— Instruction —
Transcribe the listing verbatim. Do not carry over any pictures.

— Records shown —
________

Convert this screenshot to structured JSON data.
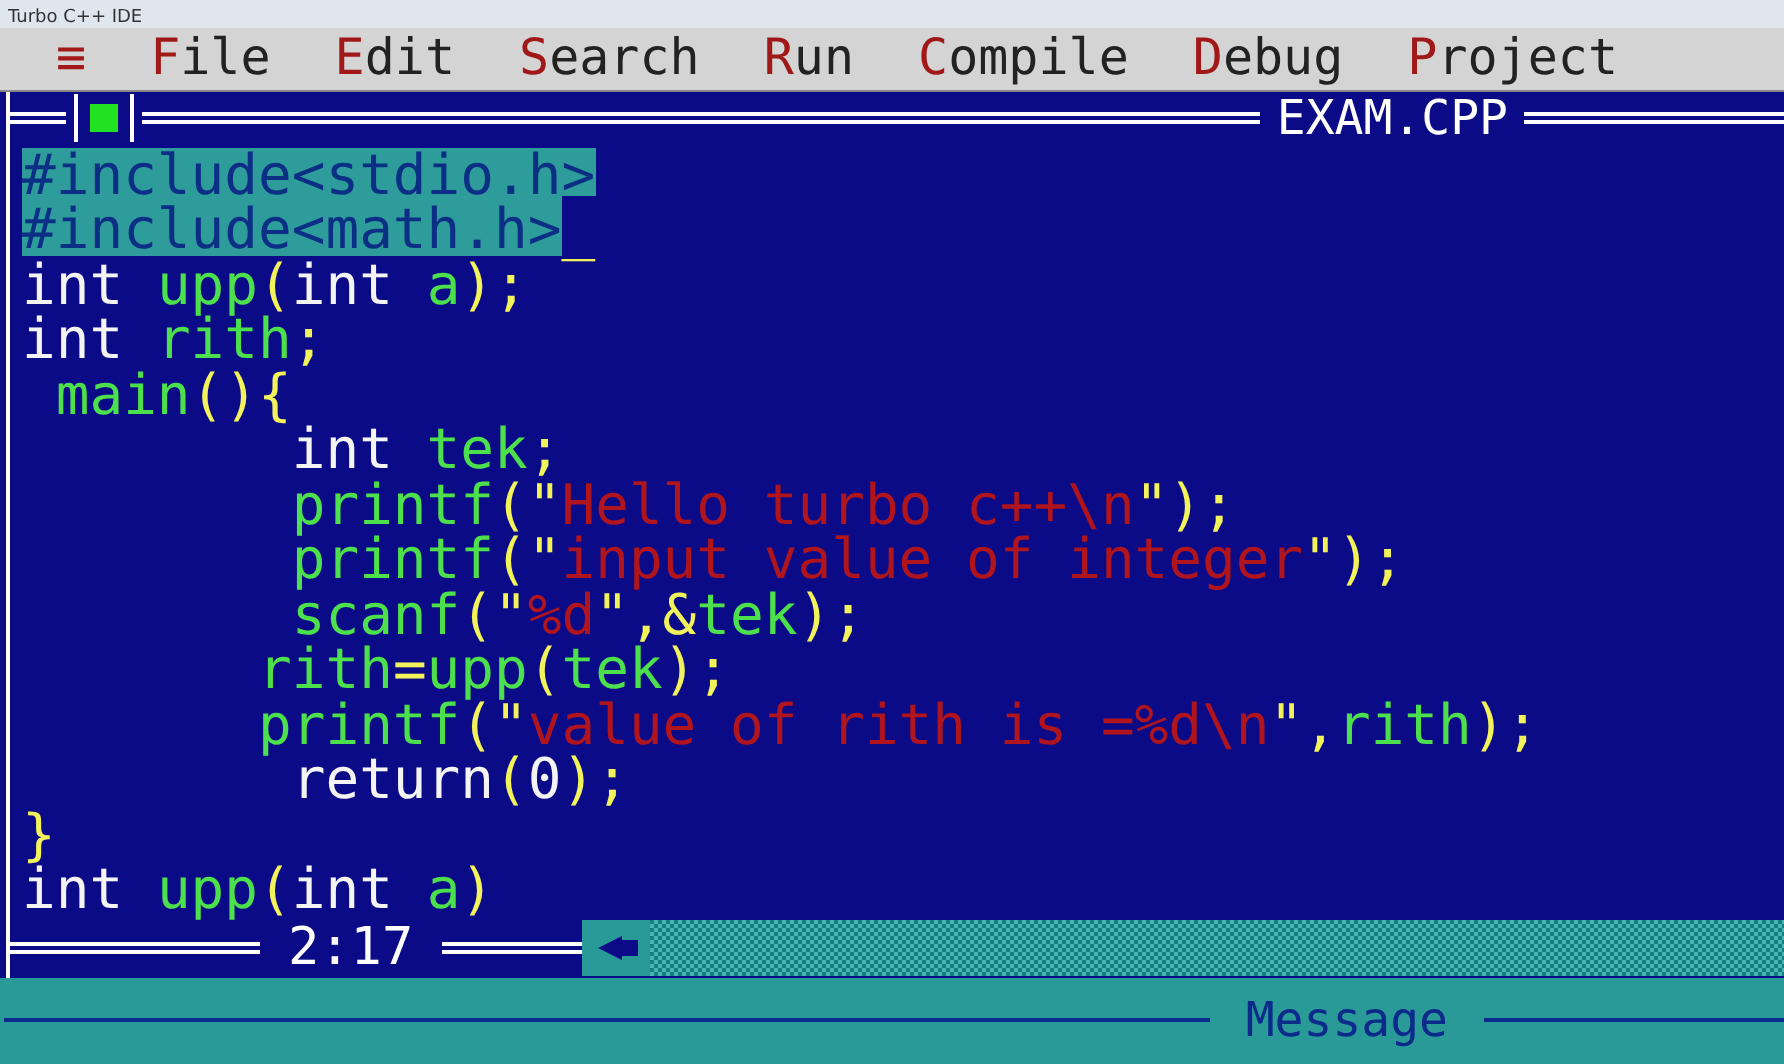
{
  "window": {
    "title": "Turbo C++ IDE"
  },
  "menu": [
    {
      "label": "≡"
    },
    {
      "label": "File"
    },
    {
      "label": "Edit"
    },
    {
      "label": "Search"
    },
    {
      "label": "Run"
    },
    {
      "label": "Compile"
    },
    {
      "label": "Debug"
    },
    {
      "label": "Project"
    }
  ],
  "editor": {
    "title": "EXAM.CPP",
    "position": "2:17",
    "lines": [
      {
        "selected": true,
        "tokens": [
          {
            "kind": "plain",
            "text": "#include<stdio.h>"
          }
        ]
      },
      {
        "selected": true,
        "tokens": [
          {
            "kind": "plain",
            "text": "#include<math.h>"
          },
          {
            "kind": "cursor",
            "text": "_"
          }
        ]
      },
      {
        "selected": false,
        "tokens": [
          {
            "kind": "plain",
            "text": "int "
          },
          {
            "kind": "ident",
            "text": "upp"
          },
          {
            "kind": "punct",
            "text": "("
          },
          {
            "kind": "plain",
            "text": "int "
          },
          {
            "kind": "ident",
            "text": "a"
          },
          {
            "kind": "punct",
            "text": ");"
          }
        ]
      },
      {
        "selected": false,
        "tokens": [
          {
            "kind": "plain",
            "text": "int "
          },
          {
            "kind": "ident",
            "text": "rith"
          },
          {
            "kind": "punct",
            "text": ";"
          }
        ]
      },
      {
        "selected": false,
        "tokens": [
          {
            "kind": "ident",
            "text": " main"
          },
          {
            "kind": "punct",
            "text": "(){"
          }
        ]
      },
      {
        "selected": false,
        "tokens": [
          {
            "kind": "plain",
            "text": "        int "
          },
          {
            "kind": "ident",
            "text": "tek"
          },
          {
            "kind": "punct",
            "text": ";"
          }
        ]
      },
      {
        "selected": false,
        "tokens": [
          {
            "kind": "ident",
            "text": "        printf"
          },
          {
            "kind": "punct",
            "text": "(\""
          },
          {
            "kind": "string",
            "text": "Hello turbo c++\\n"
          },
          {
            "kind": "punct",
            "text": "\");"
          }
        ]
      },
      {
        "selected": false,
        "tokens": [
          {
            "kind": "ident",
            "text": "        printf"
          },
          {
            "kind": "punct",
            "text": "(\""
          },
          {
            "kind": "string",
            "text": "input value of integer"
          },
          {
            "kind": "punct",
            "text": "\");"
          }
        ]
      },
      {
        "selected": false,
        "tokens": [
          {
            "kind": "ident",
            "text": "        scanf"
          },
          {
            "kind": "punct",
            "text": "(\""
          },
          {
            "kind": "string",
            "text": "%d"
          },
          {
            "kind": "punct",
            "text": "\",&"
          },
          {
            "kind": "ident",
            "text": "tek"
          },
          {
            "kind": "punct",
            "text": ");"
          }
        ]
      },
      {
        "selected": false,
        "tokens": [
          {
            "kind": "ident",
            "text": "       rith"
          },
          {
            "kind": "punct",
            "text": "="
          },
          {
            "kind": "ident",
            "text": "upp"
          },
          {
            "kind": "punct",
            "text": "("
          },
          {
            "kind": "ident",
            "text": "tek"
          },
          {
            "kind": "punct",
            "text": ");"
          }
        ]
      },
      {
        "selected": false,
        "tokens": [
          {
            "kind": "ident",
            "text": "       printf"
          },
          {
            "kind": "punct",
            "text": "(\""
          },
          {
            "kind": "string",
            "text": "value of rith is =%d\\n"
          },
          {
            "kind": "punct",
            "text": "\","
          },
          {
            "kind": "ident",
            "text": "rith"
          },
          {
            "kind": "punct",
            "text": ");"
          }
        ]
      },
      {
        "selected": false,
        "tokens": [
          {
            "kind": "plain",
            "text": "        return"
          },
          {
            "kind": "punct",
            "text": "("
          },
          {
            "kind": "plain",
            "text": "0"
          },
          {
            "kind": "punct",
            "text": ");"
          }
        ]
      },
      {
        "selected": false,
        "tokens": [
          {
            "kind": "punct",
            "text": "}"
          }
        ]
      },
      {
        "selected": false,
        "tokens": [
          {
            "kind": "plain",
            "text": "int "
          },
          {
            "kind": "ident",
            "text": "upp"
          },
          {
            "kind": "punct",
            "text": "("
          },
          {
            "kind": "plain",
            "text": "int "
          },
          {
            "kind": "ident",
            "text": "a"
          },
          {
            "kind": "punct",
            "text": ")"
          }
        ]
      }
    ]
  },
  "message_pane": {
    "title": "Message"
  }
}
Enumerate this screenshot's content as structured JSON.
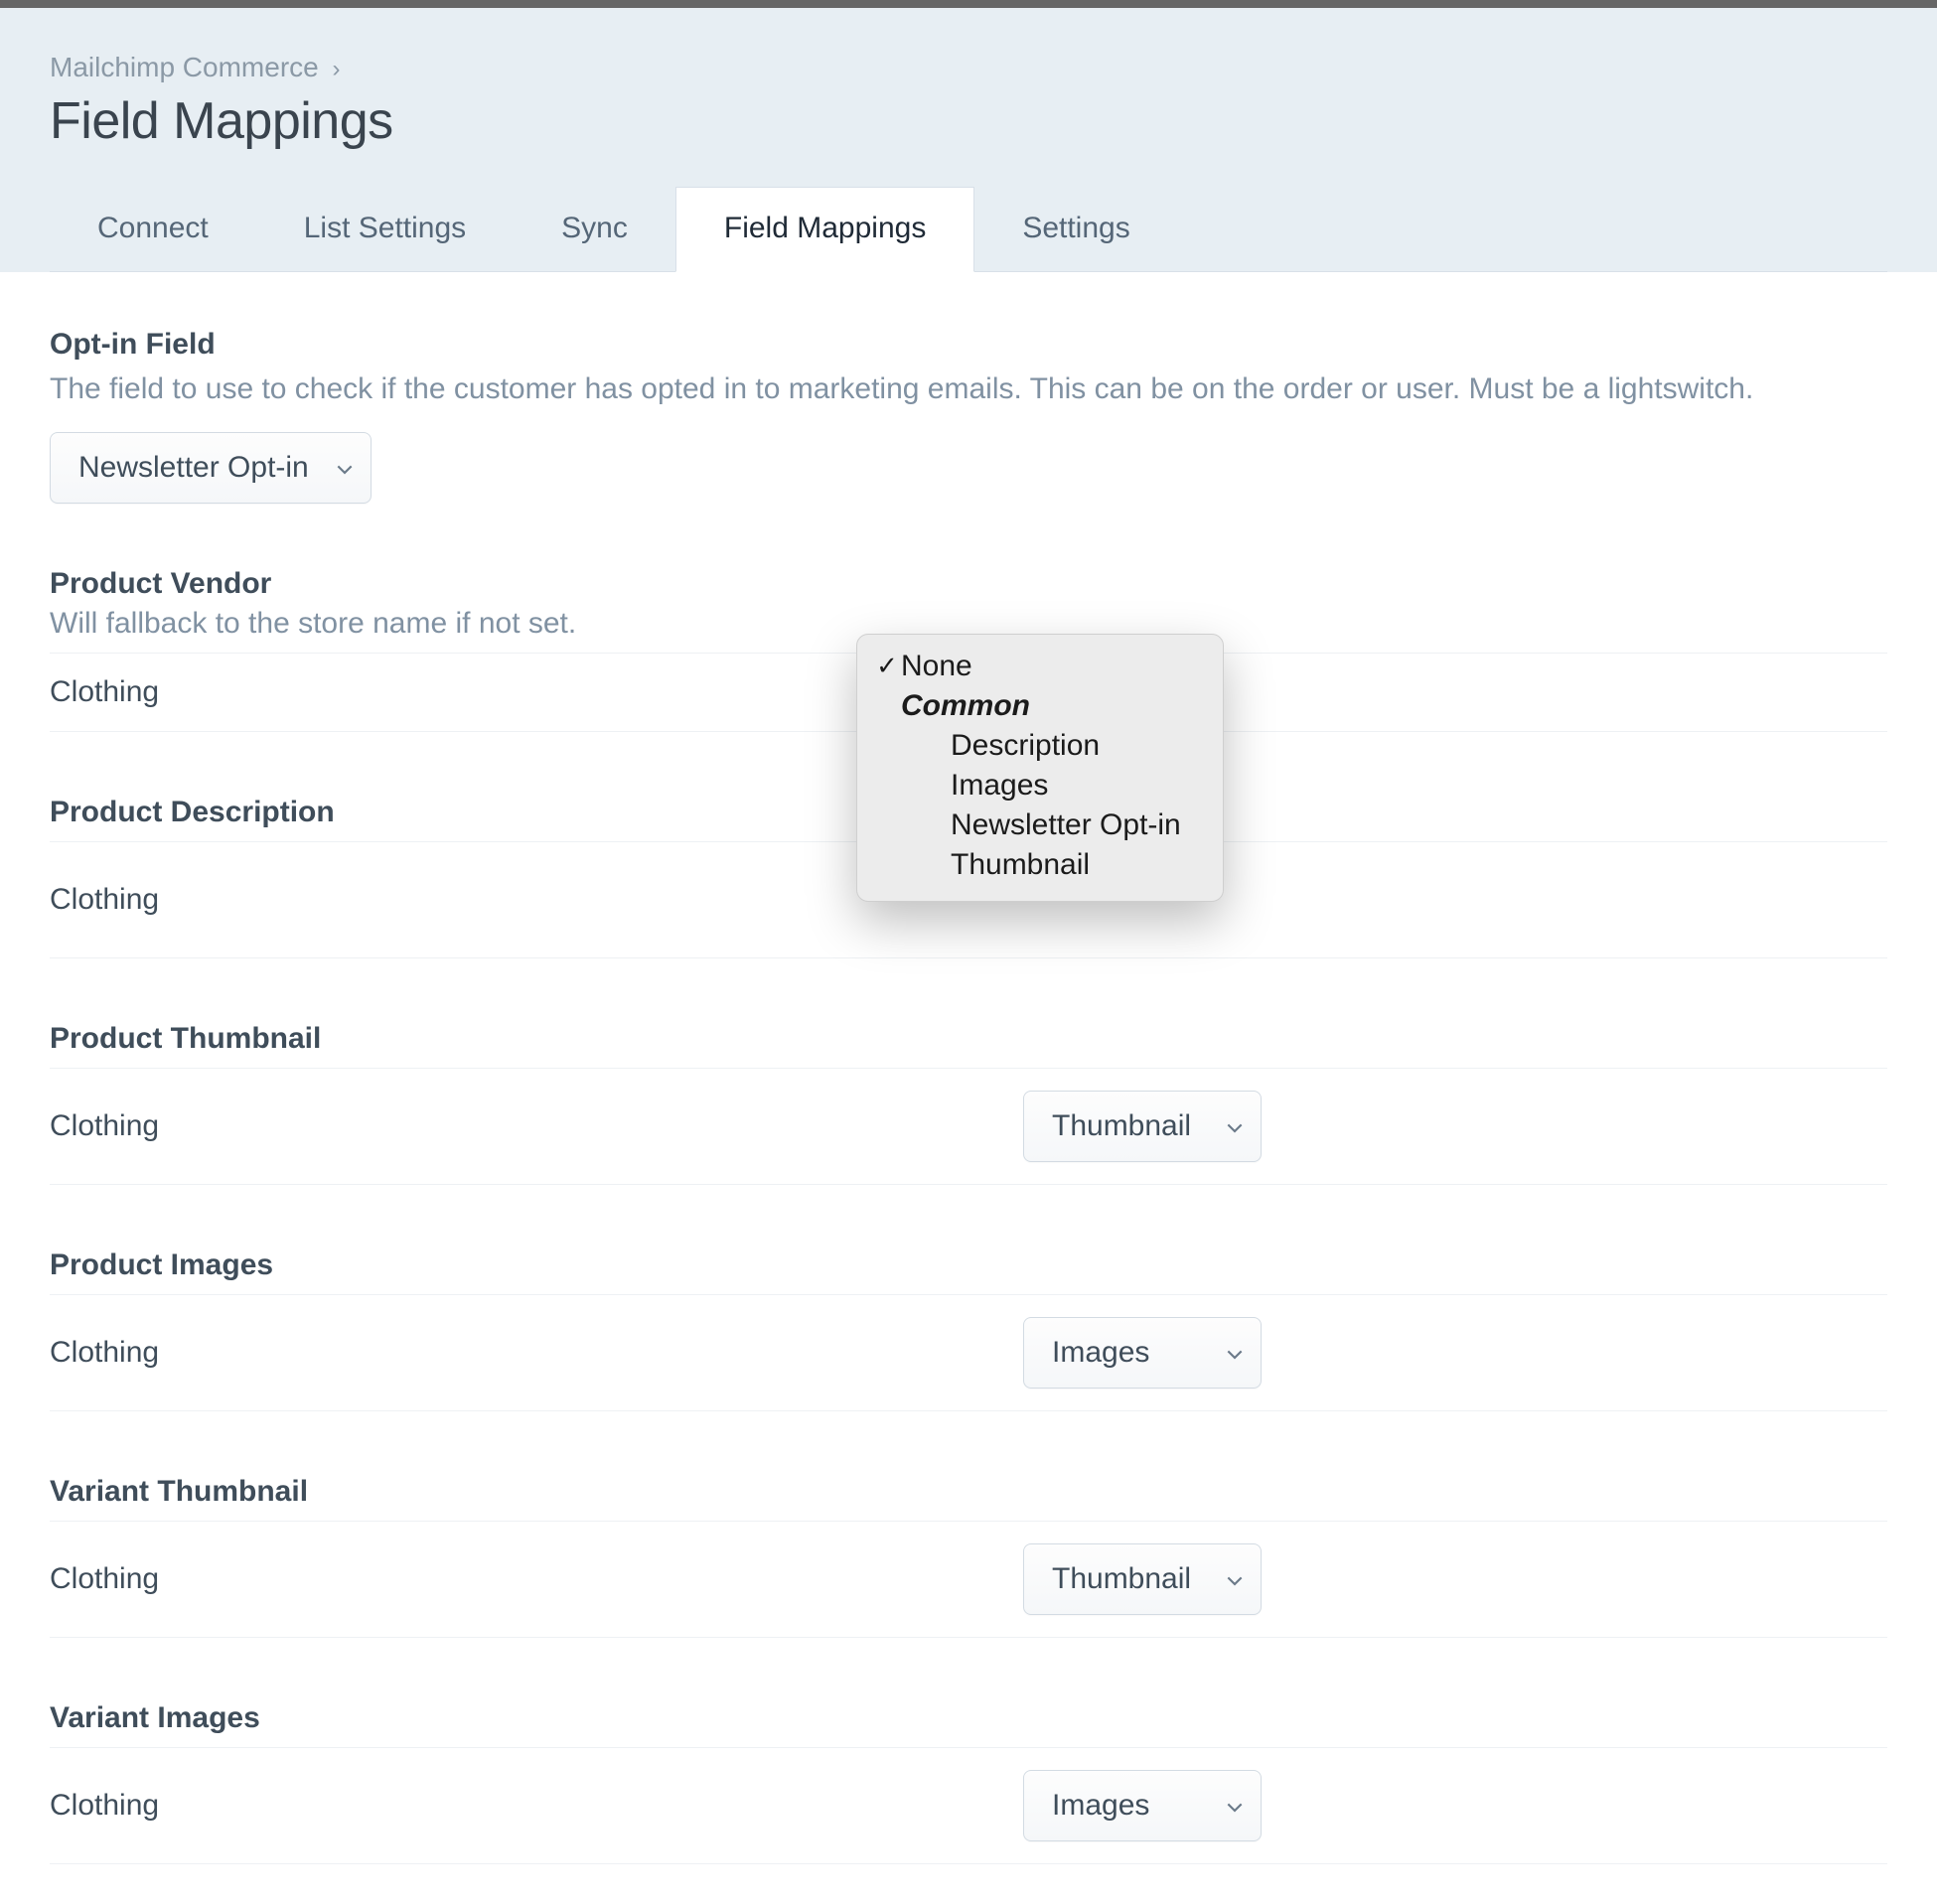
{
  "breadcrumb": {
    "parent": "Mailchimp Commerce",
    "sep": "›"
  },
  "page_title": "Field Mappings",
  "tabs": {
    "connect": "Connect",
    "list_settings": "List Settings",
    "sync": "Sync",
    "field_mappings": "Field Mappings",
    "settings": "Settings"
  },
  "optin": {
    "title": "Opt-in Field",
    "desc": "The field to use to check if the customer has opted in to marketing emails. This can be on the order or user. Must be a lightswitch.",
    "value": "Newsletter Opt-in"
  },
  "vendor": {
    "title": "Product Vendor",
    "desc": "Will fallback to the store name if not set.",
    "row_label": "Clothing"
  },
  "description_map": {
    "title": "Product Description",
    "row_label": "Clothing"
  },
  "thumbnail_map": {
    "title": "Product Thumbnail",
    "row_label": "Clothing",
    "value": "Thumbnail"
  },
  "images_map": {
    "title": "Product Images",
    "row_label": "Clothing",
    "value": "Images"
  },
  "variant_thumb": {
    "title": "Variant Thumbnail",
    "row_label": "Clothing",
    "value": "Thumbnail"
  },
  "variant_images": {
    "title": "Variant Images",
    "row_label": "Clothing",
    "value": "Images"
  },
  "dropdown": {
    "none": "None",
    "group": "Common",
    "opt_description": "Description",
    "opt_images": "Images",
    "opt_newsletter": "Newsletter Opt-in",
    "opt_thumbnail": "Thumbnail",
    "selected": "None"
  }
}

________

— Output below —
Convert this screenshot to structured JSON data.
{
  "window": {
    "title": "Turbo C++ IDE"
  },
  "menu": [
    {
      "label": "≡"
    },
    {
      "label": "File"
    },
    {
      "label": "Edit"
    },
    {
      "label": "Search"
    },
    {
      "label": "Run"
    },
    {
      "label": "Compile"
    },
    {
      "label": "Debug"
    },
    {
      "label": "Project"
    }
  ],
  "editor": {
    "title": "EXAM.CPP",
    "position": "2:17",
    "lines": [
      {
        "selected": true,
        "tokens": [
          {
            "kind": "plain",
            "text": "#include<stdio.h>"
          }
        ]
      },
      {
        "selected": true,
        "tokens": [
          {
            "kind": "plain",
            "text": "#include<math.h>"
          },
          {
            "kind": "cursor",
            "text": "_"
          }
        ]
      },
      {
        "selected": false,
        "tokens": [
          {
            "kind": "plain",
            "text": "int "
          },
          {
            "kind": "ident",
            "text": "upp"
          },
          {
            "kind": "punct",
            "text": "("
          },
          {
            "kind": "plain",
            "text": "int "
          },
          {
            "kind": "ident",
            "text": "a"
          },
          {
            "kind": "punct",
            "text": ");"
          }
        ]
      },
      {
        "selected": false,
        "tokens": [
          {
            "kind": "plain",
            "text": "int "
          },
          {
            "kind": "ident",
            "text": "rith"
          },
          {
            "kind": "punct",
            "text": ";"
          }
        ]
      },
      {
        "selected": false,
        "tokens": [
          {
            "kind": "ident",
            "text": " main"
          },
          {
            "kind": "punct",
            "text": "(){"
          }
        ]
      },
      {
        "selected": false,
        "tokens": [
          {
            "kind": "plain",
            "text": "        int "
          },
          {
            "kind": "ident",
            "text": "tek"
          },
          {
            "kind": "punct",
            "text": ";"
          }
        ]
      },
      {
        "selected": false,
        "tokens": [
          {
            "kind": "ident",
            "text": "        printf"
          },
          {
            "kind": "punct",
            "text": "(\""
          },
          {
            "kind": "string",
            "text": "Hello turbo c++\\n"
          },
          {
            "kind": "punct",
            "text": "\");"
          }
        ]
      },
      {
        "selected": false,
        "tokens": [
          {
            "kind": "ident",
            "text": "        printf"
          },
          {
            "kind": "punct",
            "text": "(\""
          },
          {
            "kind": "string",
            "text": "input value of integer"
          },
          {
            "kind": "punct",
            "text": "\");"
          }
        ]
      },
      {
        "selected": false,
        "tokens": [
          {
            "kind": "ident",
            "text": "        scanf"
          },
          {
            "kind": "punct",
            "text": "(\""
          },
          {
            "kind": "string",
            "text": "%d"
          },
          {
            "kind": "punct",
            "text": "\",&"
          },
          {
            "kind": "ident",
            "text": "tek"
          },
          {
            "kind": "punct",
            "text": ");"
          }
        ]
      },
      {
        "selected": false,
        "tokens": [
          {
            "kind": "ident",
            "text": "       rith"
          },
          {
            "kind": "punct",
            "text": "="
          },
          {
            "kind": "ident",
            "text": "upp"
          },
          {
            "kind": "punct",
            "text": "("
          },
          {
            "kind": "ident",
            "text": "tek"
          },
          {
            "kind": "punct",
            "text": ");"
          }
        ]
      },
      {
        "selected": false,
        "tokens": [
          {
            "kind": "ident",
            "text": "       printf"
          },
          {
            "kind": "punct",
            "text": "(\""
          },
          {
            "kind": "string",
            "text": "value of rith is =%d\\n"
          },
          {
            "kind": "punct",
            "text": "\","
          },
          {
            "kind": "ident",
            "text": "rith"
          },
          {
            "kind": "punct",
            "text": ");"
          }
        ]
      },
      {
        "selected": false,
        "tokens": [
          {
            "kind": "plain",
            "text": "        return"
          },
          {
            "kind": "punct",
            "text": "("
          },
          {
            "kind": "plain",
            "text": "0"
          },
          {
            "kind": "punct",
            "text": ");"
          }
        ]
      },
      {
        "selected": false,
        "tokens": [
          {
            "kind": "punct",
            "text": "}"
          }
        ]
      },
      {
        "selected": false,
        "tokens": [
          {
            "kind": "plain",
            "text": "int "
          },
          {
            "kind": "ident",
            "text": "upp"
          },
          {
            "kind": "punct",
            "text": "("
          },
          {
            "kind": "plain",
            "text": "int "
          },
          {
            "kind": "ident",
            "text": "a"
          },
          {
            "kind": "punct",
            "text": ")"
          }
        ]
      }
    ]
  },
  "message_pane": {
    "title": "Message"
  }
}
Enumerate this screenshot's content as structured JSON.
{
  "breadcrumb": {
    "parent": "Mailchimp Commerce",
    "sep": "›"
  },
  "page_title": "Field Mappings",
  "tabs": {
    "connect": "Connect",
    "list_settings": "List Settings",
    "sync": "Sync",
    "field_mappings": "Field Mappings",
    "settings": "Settings"
  },
  "optin": {
    "title": "Opt-in Field",
    "desc": "The field to use to check if the customer has opted in to marketing emails. This can be on the order or user. Must be a lightswitch.",
    "value": "Newsletter Opt-in"
  },
  "vendor": {
    "title": "Product Vendor",
    "desc": "Will fallback to the store name if not set.",
    "row_label": "Clothing"
  },
  "description_map": {
    "title": "Product Description",
    "row_label": "Clothing"
  },
  "thumbnail_map": {
    "title": "Product Thumbnail",
    "row_label": "Clothing",
    "value": "Thumbnail"
  },
  "images_map": {
    "title": "Product Images",
    "row_label": "Clothing",
    "value": "Images"
  },
  "variant_thumb": {
    "title": "Variant Thumbnail",
    "row_label": "Clothing",
    "value": "Thumbnail"
  },
  "variant_images": {
    "title": "Variant Images",
    "row_label": "Clothing",
    "value": "Images"
  },
  "dropdown": {
    "none": "None",
    "group": "Common",
    "opt_description": "Description",
    "opt_images": "Images",
    "opt_newsletter": "Newsletter Opt-in",
    "opt_thumbnail": "Thumbnail",
    "selected": "None"
  }
}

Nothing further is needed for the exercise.